● PROBLEM STATEMENT: Every entry below should be transcribed exactly; pictures stay out of the copy.

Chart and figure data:
□ □ □ □ □ □ □

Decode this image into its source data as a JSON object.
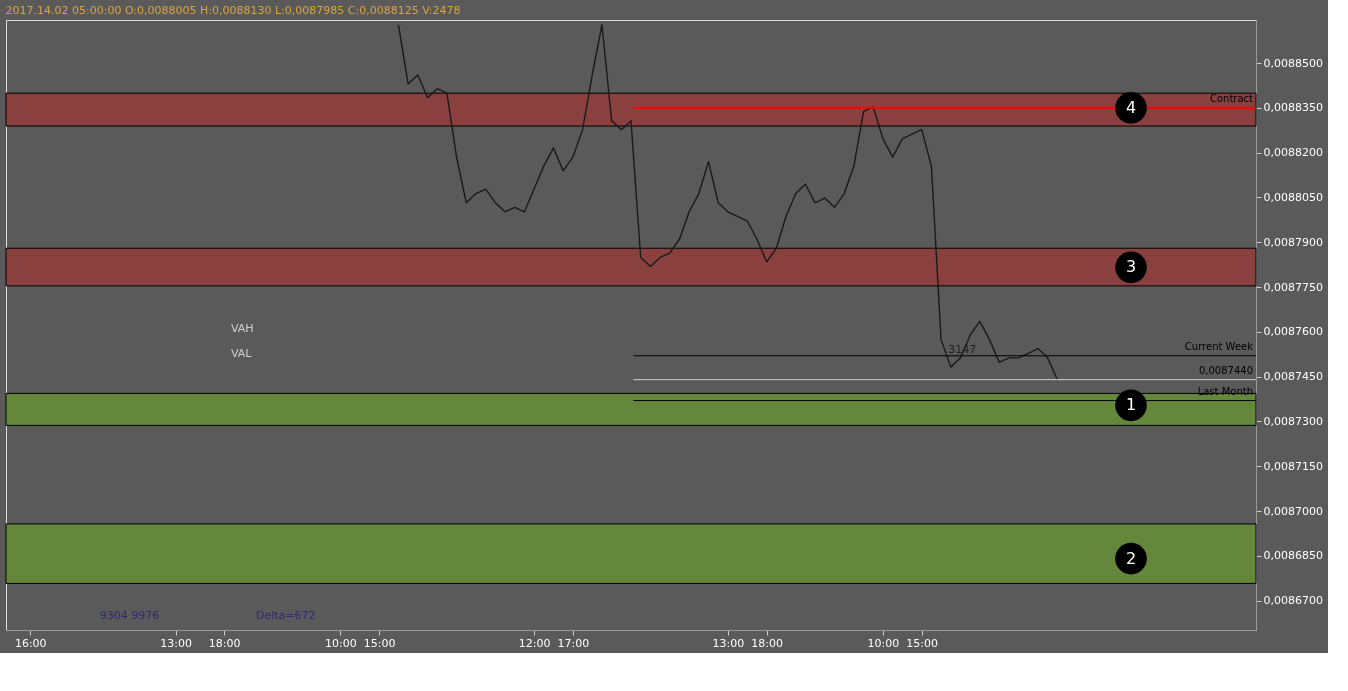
{
  "chart_data": {
    "type": "line",
    "title": "2017.14.02 05:00:00   O:0,0088005   H:0,0088130   L:0,0087985   C:0,0088125   V:2478",
    "categories": [
      null,
      null,
      "16:00",
      null,
      null,
      null,
      null,
      null,
      null,
      null,
      null,
      null,
      null,
      null,
      null,
      null,
      null,
      "13:00",
      null,
      null,
      null,
      null,
      "18:00",
      null,
      null,
      null,
      null,
      null,
      null,
      null,
      null,
      null,
      null,
      null,
      "10:00",
      null,
      null,
      null,
      "15:00",
      null,
      null,
      null,
      null,
      null,
      null,
      null,
      null,
      null,
      null,
      null,
      null,
      null,
      null,
      null,
      "12:00",
      null,
      null,
      null,
      "17:00",
      null,
      null,
      null,
      null,
      null,
      null,
      null,
      null,
      null,
      null,
      null,
      null,
      null,
      null,
      null,
      "13:00",
      null,
      null,
      null,
      "18:00",
      null,
      null,
      null,
      null,
      null,
      null,
      null,
      null,
      null,
      null,
      null,
      "10:00",
      null,
      null,
      null,
      "15:00",
      null,
      null,
      null,
      null,
      null,
      null,
      null,
      null,
      null,
      null,
      null,
      null,
      null,
      null,
      null,
      null,
      null,
      null,
      null,
      null,
      null,
      null,
      null,
      null,
      null,
      null,
      null,
      null,
      null,
      null,
      null,
      null,
      null,
      null
    ],
    "series": [
      {
        "color": "#1a1a1a",
        "values": [
          null,
          null,
          null,
          null,
          null,
          null,
          null,
          null,
          null,
          null,
          null,
          null,
          null,
          null,
          null,
          null,
          null,
          null,
          null,
          null,
          null,
          null,
          null,
          null,
          null,
          null,
          null,
          null,
          null,
          null,
          null,
          null,
          null,
          null,
          null,
          null,
          null,
          null,
          null,
          null,
          0.0088628,
          0.008843,
          0.008846,
          0.0088384,
          0.0088414,
          0.0088399,
          0.0088185,
          0.0088032,
          0.0088063,
          0.0088078,
          0.0088032,
          0.0088002,
          0.0088017,
          0.0088002,
          0.0088078,
          0.0088155,
          0.0088216,
          0.0088139,
          0.0088185,
          0.0088277,
          0.008846,
          0.0088628,
          0.0088307,
          0.0088277,
          0.0088307,
          0.0087849,
          0.0087819,
          0.0087849,
          0.0087864,
          0.008791,
          0.0088002,
          0.0088063,
          0.008817,
          0.0088032,
          0.0088002,
          0.0087987,
          0.0087971,
          0.008791,
          0.0087834,
          0.008788,
          0.0087987,
          0.0088063,
          0.0088094,
          0.0088032,
          0.0088048,
          0.0088017,
          0.0088063,
          0.0088155,
          0.0088338,
          0.0088353,
          0.0088246,
          0.0088185,
          0.0088246,
          0.0088262,
          0.0088277,
          0.0088155,
          0.0087574,
          0.0087482,
          0.0087513,
          0.0087589,
          0.0087635,
          0.0087574,
          0.0087498,
          0.0087513,
          0.0087513,
          0.0087528,
          0.0087544,
          0.0087513,
          0.008744,
          null,
          null,
          null,
          null,
          null,
          null,
          null,
          null,
          null,
          null,
          null,
          null,
          null,
          null,
          null,
          null,
          null,
          null,
          null,
          null
        ]
      }
    ],
    "ylim": [
      0.0086602,
      0.0088644
    ],
    "yticks": [
      {
        "value": 0.00867,
        "label": "0,0086700"
      },
      {
        "value": 0.008685,
        "label": "0,0086850"
      },
      {
        "value": 0.0087,
        "label": "0,0087000"
      },
      {
        "value": 0.008715,
        "label": "0,0087150"
      },
      {
        "value": 0.00873,
        "label": "0,0087300"
      },
      {
        "value": 0.008745,
        "label": "0,0087450"
      },
      {
        "value": 0.00876,
        "label": "0,0087600"
      },
      {
        "value": 0.008775,
        "label": "0,0087750"
      },
      {
        "value": 0.00879,
        "label": "0,0087900"
      },
      {
        "value": 0.008805,
        "label": "0,0088050"
      },
      {
        "value": 0.00882,
        "label": "0,0088200"
      },
      {
        "value": 0.008835,
        "label": "0,0088350"
      },
      {
        "value": 0.00885,
        "label": "0,0088500"
      }
    ],
    "bands": [
      {
        "axis": "y",
        "from": 0.0088289,
        "to": 0.0088399,
        "color": "#8b4040"
      },
      {
        "axis": "y",
        "from": 0.0087754,
        "to": 0.008788,
        "color": "#8b4040"
      },
      {
        "axis": "y",
        "from": 0.0087287,
        "to": 0.0087394,
        "color": "#64873c"
      },
      {
        "axis": "y",
        "from": 0.0086758,
        "to": 0.0086957,
        "color": "#64873c"
      }
    ],
    "ref_lines": [
      {
        "axis": "y",
        "value": 0.008835,
        "label": "Contract",
        "color": "#ff0000"
      },
      {
        "axis": "y",
        "value": 0.008752,
        "label": "Current Week",
        "color": "#000000"
      },
      {
        "axis": "y",
        "value": 0.008744,
        "label": "0,0087440",
        "color": "#d0d0d0"
      },
      {
        "axis": "y",
        "value": 0.008737,
        "label": "Last Month",
        "color": "#000000"
      }
    ],
    "annotations": [
      {
        "text": "4",
        "y": 0.008835
      },
      {
        "text": "3",
        "y": 0.0087816
      },
      {
        "text": "1",
        "y": 0.0087354
      },
      {
        "text": "2",
        "y": 0.0086841
      },
      {
        "text": "3147",
        "y": 0.0087538
      },
      "VAH",
      "VAL",
      "9304 9976",
      "Delta=672"
    ],
    "grid": false
  }
}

□ □ □ □ □ □ □

● PROBLEM SOLUTION:
Decode this image into its source data as a JSON object.
{
  "chart_data": {
    "type": "line",
    "title": "2017.14.02 05:00:00   O:0,0088005   H:0,0088130   L:0,0087985   C:0,0088125   V:2478",
    "categories": [
      null,
      null,
      "16:00",
      null,
      null,
      null,
      null,
      null,
      null,
      null,
      null,
      null,
      null,
      null,
      null,
      null,
      null,
      "13:00",
      null,
      null,
      null,
      null,
      "18:00",
      null,
      null,
      null,
      null,
      null,
      null,
      null,
      null,
      null,
      null,
      null,
      "10:00",
      null,
      null,
      null,
      "15:00",
      null,
      null,
      null,
      null,
      null,
      null,
      null,
      null,
      null,
      null,
      null,
      null,
      null,
      null,
      null,
      "12:00",
      null,
      null,
      null,
      "17:00",
      null,
      null,
      null,
      null,
      null,
      null,
      null,
      null,
      null,
      null,
      null,
      null,
      null,
      null,
      null,
      "13:00",
      null,
      null,
      null,
      "18:00",
      null,
      null,
      null,
      null,
      null,
      null,
      null,
      null,
      null,
      null,
      null,
      "10:00",
      null,
      null,
      null,
      "15:00",
      null,
      null,
      null,
      null,
      null,
      null,
      null,
      null,
      null,
      null,
      null,
      null,
      null,
      null,
      null,
      null,
      null,
      null,
      null,
      null,
      null,
      null,
      null,
      null,
      null,
      null,
      null,
      null,
      null,
      null,
      null,
      null,
      null,
      null
    ],
    "series": [
      {
        "color": "#1a1a1a",
        "values": [
          null,
          null,
          null,
          null,
          null,
          null,
          null,
          null,
          null,
          null,
          null,
          null,
          null,
          null,
          null,
          null,
          null,
          null,
          null,
          null,
          null,
          null,
          null,
          null,
          null,
          null,
          null,
          null,
          null,
          null,
          null,
          null,
          null,
          null,
          null,
          null,
          null,
          null,
          null,
          null,
          0.0088628,
          0.008843,
          0.008846,
          0.0088384,
          0.0088414,
          0.0088399,
          0.0088185,
          0.0088032,
          0.0088063,
          0.0088078,
          0.0088032,
          0.0088002,
          0.0088017,
          0.0088002,
          0.0088078,
          0.0088155,
          0.0088216,
          0.0088139,
          0.0088185,
          0.0088277,
          0.008846,
          0.0088628,
          0.0088307,
          0.0088277,
          0.0088307,
          0.0087849,
          0.0087819,
          0.0087849,
          0.0087864,
          0.008791,
          0.0088002,
          0.0088063,
          0.008817,
          0.0088032,
          0.0088002,
          0.0087987,
          0.0087971,
          0.008791,
          0.0087834,
          0.008788,
          0.0087987,
          0.0088063,
          0.0088094,
          0.0088032,
          0.0088048,
          0.0088017,
          0.0088063,
          0.0088155,
          0.0088338,
          0.0088353,
          0.0088246,
          0.0088185,
          0.0088246,
          0.0088262,
          0.0088277,
          0.0088155,
          0.0087574,
          0.0087482,
          0.0087513,
          0.0087589,
          0.0087635,
          0.0087574,
          0.0087498,
          0.0087513,
          0.0087513,
          0.0087528,
          0.0087544,
          0.0087513,
          0.008744,
          null,
          null,
          null,
          null,
          null,
          null,
          null,
          null,
          null,
          null,
          null,
          null,
          null,
          null,
          null,
          null,
          null,
          null,
          null,
          null
        ]
      }
    ],
    "ylim": [
      0.0086602,
      0.0088644
    ],
    "yticks": [
      {
        "value": 0.00867,
        "label": "0,0086700"
      },
      {
        "value": 0.008685,
        "label": "0,0086850"
      },
      {
        "value": 0.0087,
        "label": "0,0087000"
      },
      {
        "value": 0.008715,
        "label": "0,0087150"
      },
      {
        "value": 0.00873,
        "label": "0,0087300"
      },
      {
        "value": 0.008745,
        "label": "0,0087450"
      },
      {
        "value": 0.00876,
        "label": "0,0087600"
      },
      {
        "value": 0.008775,
        "label": "0,0087750"
      },
      {
        "value": 0.00879,
        "label": "0,0087900"
      },
      {
        "value": 0.008805,
        "label": "0,0088050"
      },
      {
        "value": 0.00882,
        "label": "0,0088200"
      },
      {
        "value": 0.008835,
        "label": "0,0088350"
      },
      {
        "value": 0.00885,
        "label": "0,0088500"
      }
    ],
    "bands": [
      {
        "axis": "y",
        "from": 0.0088289,
        "to": 0.0088399,
        "color": "#8b4040"
      },
      {
        "axis": "y",
        "from": 0.0087754,
        "to": 0.008788,
        "color": "#8b4040"
      },
      {
        "axis": "y",
        "from": 0.0087287,
        "to": 0.0087394,
        "color": "#64873c"
      },
      {
        "axis": "y",
        "from": 0.0086758,
        "to": 0.0086957,
        "color": "#64873c"
      }
    ],
    "ref_lines": [
      {
        "axis": "y",
        "value": 0.008835,
        "label": "Contract",
        "color": "#ff0000"
      },
      {
        "axis": "y",
        "value": 0.008752,
        "label": "Current Week",
        "color": "#000000"
      },
      {
        "axis": "y",
        "value": 0.008744,
        "label": "0,0087440",
        "color": "#d0d0d0"
      },
      {
        "axis": "y",
        "value": 0.008737,
        "label": "Last Month",
        "color": "#000000"
      }
    ],
    "annotations": [
      {
        "text": "4",
        "y": 0.008835
      },
      {
        "text": "3",
        "y": 0.0087816
      },
      {
        "text": "1",
        "y": 0.0087354
      },
      {
        "text": "2",
        "y": 0.0086841
      },
      {
        "text": "3147",
        "y": 0.0087538
      },
      "VAH",
      "VAL",
      "9304 9976",
      "Delta=672"
    ],
    "grid": false
  }
}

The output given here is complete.